WHAT TO PRODUCE: Extract the lines that carry the string "JSON" from the listing.

##### DATASET #####

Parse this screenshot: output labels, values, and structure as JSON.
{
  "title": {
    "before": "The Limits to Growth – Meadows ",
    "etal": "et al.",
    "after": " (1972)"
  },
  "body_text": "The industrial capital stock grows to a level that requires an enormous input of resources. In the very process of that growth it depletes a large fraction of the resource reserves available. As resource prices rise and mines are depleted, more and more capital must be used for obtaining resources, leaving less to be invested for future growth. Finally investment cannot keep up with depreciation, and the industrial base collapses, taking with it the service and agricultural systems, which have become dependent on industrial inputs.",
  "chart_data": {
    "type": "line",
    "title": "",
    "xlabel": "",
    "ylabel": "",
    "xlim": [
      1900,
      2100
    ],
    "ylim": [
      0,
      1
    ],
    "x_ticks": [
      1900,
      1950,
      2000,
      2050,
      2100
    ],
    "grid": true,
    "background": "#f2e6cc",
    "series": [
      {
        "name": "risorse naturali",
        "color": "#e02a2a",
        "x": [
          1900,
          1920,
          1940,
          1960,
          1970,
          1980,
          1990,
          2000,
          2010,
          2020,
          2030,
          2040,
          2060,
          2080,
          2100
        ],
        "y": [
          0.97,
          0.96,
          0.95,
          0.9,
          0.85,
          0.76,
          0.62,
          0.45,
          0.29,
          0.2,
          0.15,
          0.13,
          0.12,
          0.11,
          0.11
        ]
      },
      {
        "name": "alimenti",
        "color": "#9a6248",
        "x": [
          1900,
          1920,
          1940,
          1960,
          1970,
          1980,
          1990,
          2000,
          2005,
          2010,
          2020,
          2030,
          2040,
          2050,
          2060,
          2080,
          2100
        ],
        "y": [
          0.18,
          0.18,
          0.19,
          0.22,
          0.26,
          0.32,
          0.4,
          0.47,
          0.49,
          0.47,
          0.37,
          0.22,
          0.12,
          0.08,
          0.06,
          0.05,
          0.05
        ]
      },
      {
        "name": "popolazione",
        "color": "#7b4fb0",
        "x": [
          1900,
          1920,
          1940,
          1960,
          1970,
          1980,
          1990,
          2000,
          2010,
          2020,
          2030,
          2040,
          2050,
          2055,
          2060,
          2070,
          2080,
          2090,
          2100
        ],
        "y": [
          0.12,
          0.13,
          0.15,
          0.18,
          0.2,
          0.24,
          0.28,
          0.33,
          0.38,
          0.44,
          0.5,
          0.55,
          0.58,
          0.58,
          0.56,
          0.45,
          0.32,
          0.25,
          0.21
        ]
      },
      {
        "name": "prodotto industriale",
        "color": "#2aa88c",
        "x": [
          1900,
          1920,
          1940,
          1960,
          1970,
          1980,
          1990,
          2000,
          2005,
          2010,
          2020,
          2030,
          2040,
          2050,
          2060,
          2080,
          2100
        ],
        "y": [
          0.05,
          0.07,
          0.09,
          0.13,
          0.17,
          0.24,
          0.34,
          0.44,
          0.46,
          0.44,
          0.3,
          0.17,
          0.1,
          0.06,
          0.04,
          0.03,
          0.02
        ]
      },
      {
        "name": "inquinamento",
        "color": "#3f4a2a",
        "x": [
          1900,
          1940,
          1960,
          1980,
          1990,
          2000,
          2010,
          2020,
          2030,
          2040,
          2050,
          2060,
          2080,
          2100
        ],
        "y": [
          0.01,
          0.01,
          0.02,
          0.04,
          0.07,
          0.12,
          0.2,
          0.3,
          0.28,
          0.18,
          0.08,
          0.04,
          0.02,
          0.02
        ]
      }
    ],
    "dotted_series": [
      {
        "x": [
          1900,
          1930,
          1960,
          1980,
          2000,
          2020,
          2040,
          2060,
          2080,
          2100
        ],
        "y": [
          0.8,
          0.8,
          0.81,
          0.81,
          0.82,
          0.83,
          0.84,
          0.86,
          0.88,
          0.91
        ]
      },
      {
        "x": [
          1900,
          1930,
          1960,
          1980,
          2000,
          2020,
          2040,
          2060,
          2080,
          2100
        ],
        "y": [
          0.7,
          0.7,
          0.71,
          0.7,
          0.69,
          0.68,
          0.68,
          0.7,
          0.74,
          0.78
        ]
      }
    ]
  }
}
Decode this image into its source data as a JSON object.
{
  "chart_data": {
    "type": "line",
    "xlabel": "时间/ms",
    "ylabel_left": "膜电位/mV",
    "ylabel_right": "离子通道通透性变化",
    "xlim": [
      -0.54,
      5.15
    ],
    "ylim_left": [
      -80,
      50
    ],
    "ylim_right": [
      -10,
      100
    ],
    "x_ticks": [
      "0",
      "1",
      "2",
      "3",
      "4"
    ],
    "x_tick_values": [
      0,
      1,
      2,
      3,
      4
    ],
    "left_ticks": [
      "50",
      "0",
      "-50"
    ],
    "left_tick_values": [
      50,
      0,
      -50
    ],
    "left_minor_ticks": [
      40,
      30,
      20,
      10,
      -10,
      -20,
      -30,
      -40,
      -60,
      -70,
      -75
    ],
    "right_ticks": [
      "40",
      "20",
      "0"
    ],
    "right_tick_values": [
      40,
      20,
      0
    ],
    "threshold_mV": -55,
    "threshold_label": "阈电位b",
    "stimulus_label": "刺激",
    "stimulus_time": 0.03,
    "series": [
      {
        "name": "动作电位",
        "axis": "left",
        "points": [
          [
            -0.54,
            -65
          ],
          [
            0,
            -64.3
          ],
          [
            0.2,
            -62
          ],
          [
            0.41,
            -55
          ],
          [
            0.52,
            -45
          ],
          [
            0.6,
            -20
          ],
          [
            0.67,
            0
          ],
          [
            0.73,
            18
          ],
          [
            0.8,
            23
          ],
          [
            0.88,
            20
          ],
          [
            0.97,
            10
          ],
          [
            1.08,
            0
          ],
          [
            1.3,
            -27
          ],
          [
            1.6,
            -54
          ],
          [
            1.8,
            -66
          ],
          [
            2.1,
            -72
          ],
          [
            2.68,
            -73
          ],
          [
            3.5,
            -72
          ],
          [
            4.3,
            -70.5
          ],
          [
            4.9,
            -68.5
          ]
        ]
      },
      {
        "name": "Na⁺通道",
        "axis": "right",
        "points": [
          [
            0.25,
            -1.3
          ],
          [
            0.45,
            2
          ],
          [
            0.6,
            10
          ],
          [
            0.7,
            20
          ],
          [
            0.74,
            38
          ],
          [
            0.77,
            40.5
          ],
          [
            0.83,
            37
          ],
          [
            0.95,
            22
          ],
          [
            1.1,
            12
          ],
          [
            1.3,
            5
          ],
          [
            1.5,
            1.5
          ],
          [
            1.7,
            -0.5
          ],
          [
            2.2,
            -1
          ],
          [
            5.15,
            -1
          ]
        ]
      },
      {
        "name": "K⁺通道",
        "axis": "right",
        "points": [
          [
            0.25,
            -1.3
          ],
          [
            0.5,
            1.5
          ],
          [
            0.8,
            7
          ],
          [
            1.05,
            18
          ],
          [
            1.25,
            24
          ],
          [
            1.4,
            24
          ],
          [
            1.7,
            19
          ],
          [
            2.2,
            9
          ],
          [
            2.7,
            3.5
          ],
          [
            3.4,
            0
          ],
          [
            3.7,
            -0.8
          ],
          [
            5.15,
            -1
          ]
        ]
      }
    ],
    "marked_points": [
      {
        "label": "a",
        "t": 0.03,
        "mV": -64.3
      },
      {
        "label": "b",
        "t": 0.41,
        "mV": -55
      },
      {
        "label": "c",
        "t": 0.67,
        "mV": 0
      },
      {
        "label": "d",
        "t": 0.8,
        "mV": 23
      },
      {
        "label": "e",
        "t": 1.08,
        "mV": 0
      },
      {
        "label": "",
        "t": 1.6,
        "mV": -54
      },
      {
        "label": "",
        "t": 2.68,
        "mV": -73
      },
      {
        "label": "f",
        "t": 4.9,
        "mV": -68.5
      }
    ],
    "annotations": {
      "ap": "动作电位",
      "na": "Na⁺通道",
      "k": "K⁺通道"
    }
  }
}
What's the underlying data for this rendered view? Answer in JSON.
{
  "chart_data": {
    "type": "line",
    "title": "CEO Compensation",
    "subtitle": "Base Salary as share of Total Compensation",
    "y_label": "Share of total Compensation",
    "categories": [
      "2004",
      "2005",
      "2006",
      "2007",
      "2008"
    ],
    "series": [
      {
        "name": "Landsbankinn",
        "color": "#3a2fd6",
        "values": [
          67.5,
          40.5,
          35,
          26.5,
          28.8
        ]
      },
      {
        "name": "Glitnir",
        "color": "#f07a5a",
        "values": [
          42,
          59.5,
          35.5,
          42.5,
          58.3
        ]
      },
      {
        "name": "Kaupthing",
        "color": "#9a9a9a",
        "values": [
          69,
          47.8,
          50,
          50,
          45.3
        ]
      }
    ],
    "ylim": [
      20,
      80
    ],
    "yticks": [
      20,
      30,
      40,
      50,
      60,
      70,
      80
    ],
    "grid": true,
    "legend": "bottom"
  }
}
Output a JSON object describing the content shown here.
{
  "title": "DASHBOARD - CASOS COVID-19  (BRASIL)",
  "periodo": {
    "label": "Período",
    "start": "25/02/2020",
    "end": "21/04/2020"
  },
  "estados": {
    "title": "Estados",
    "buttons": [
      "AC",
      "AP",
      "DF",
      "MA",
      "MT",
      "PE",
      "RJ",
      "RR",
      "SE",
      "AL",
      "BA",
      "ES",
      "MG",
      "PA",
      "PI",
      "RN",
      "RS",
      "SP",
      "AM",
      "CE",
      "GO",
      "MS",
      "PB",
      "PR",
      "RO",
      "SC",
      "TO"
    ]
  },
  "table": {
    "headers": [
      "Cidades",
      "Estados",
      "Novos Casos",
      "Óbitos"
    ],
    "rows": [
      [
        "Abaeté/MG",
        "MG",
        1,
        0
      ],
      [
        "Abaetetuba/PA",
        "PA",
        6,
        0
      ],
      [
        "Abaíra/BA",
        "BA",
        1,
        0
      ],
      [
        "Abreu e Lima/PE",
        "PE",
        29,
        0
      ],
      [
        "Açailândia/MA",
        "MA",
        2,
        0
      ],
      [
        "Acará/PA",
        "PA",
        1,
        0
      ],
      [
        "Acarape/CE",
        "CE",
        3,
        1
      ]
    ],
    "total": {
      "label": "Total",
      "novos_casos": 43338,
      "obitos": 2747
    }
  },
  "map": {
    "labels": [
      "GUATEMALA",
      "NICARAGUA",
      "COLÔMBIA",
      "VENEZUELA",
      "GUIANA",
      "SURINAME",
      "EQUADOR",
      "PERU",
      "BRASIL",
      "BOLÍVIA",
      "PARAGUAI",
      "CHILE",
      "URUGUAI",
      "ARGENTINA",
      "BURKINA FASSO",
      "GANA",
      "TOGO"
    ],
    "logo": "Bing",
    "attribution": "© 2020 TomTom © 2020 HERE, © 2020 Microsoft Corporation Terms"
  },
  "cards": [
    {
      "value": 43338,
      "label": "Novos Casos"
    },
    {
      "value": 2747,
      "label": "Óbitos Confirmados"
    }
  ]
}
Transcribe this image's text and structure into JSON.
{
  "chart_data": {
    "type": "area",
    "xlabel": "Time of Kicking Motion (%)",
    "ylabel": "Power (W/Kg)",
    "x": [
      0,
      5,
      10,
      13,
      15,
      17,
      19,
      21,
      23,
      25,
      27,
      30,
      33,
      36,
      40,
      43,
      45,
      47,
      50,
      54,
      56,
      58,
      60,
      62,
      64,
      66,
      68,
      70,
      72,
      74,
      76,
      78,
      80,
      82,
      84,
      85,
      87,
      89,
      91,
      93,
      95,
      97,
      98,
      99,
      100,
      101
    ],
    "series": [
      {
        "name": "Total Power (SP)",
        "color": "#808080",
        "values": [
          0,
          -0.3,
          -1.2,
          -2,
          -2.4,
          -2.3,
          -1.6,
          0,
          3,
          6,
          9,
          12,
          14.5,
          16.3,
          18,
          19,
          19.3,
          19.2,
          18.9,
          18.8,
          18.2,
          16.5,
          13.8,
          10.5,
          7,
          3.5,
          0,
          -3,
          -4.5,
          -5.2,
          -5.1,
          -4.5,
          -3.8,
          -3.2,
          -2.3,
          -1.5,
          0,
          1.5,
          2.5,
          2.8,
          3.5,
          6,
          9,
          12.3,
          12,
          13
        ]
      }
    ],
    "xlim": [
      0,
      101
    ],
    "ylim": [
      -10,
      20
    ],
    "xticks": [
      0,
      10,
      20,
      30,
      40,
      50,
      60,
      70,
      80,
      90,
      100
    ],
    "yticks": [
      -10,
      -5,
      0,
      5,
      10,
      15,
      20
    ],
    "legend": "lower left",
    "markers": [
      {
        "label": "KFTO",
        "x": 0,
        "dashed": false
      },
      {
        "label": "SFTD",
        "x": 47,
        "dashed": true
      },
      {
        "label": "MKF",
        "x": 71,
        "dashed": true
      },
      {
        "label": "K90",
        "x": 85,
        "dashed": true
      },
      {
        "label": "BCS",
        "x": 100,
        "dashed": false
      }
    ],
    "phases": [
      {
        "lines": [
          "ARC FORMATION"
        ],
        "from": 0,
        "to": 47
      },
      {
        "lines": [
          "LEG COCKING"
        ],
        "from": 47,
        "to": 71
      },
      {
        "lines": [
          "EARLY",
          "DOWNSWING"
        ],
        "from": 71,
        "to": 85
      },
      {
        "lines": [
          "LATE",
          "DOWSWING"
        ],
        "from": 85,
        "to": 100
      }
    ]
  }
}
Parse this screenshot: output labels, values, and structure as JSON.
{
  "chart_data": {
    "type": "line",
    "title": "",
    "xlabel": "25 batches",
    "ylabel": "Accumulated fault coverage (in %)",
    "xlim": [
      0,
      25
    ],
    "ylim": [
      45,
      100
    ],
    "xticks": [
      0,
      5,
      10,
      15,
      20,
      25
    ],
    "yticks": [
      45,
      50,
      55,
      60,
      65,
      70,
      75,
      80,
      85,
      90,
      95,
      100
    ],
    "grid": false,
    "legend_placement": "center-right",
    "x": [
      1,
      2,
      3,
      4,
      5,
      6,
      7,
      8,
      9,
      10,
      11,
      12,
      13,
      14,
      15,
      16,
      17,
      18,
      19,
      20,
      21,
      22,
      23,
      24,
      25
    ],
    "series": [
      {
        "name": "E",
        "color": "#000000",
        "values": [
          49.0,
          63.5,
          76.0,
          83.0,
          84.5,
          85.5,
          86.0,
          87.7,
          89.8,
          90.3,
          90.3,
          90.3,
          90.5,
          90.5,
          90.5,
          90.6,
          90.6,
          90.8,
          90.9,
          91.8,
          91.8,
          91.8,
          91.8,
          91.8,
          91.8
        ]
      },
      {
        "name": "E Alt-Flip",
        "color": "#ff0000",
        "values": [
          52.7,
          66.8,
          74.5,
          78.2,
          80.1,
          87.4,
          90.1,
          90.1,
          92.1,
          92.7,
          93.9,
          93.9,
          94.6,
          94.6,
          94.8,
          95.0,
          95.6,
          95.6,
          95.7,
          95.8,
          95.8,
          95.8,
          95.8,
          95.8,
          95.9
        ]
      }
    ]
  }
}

#####

EXERCISE SOLUTION:
Parse this screenshot: output labels, values, and structure as JSON.
Decode this image into its source data as a JSON object.
What's the underlying data for this rendered view? Answer in JSON.
Output a JSON object describing the content shown here.
Transcribe this image's text and structure into JSON.
Parse this screenshot: output labels, values, and structure as JSON.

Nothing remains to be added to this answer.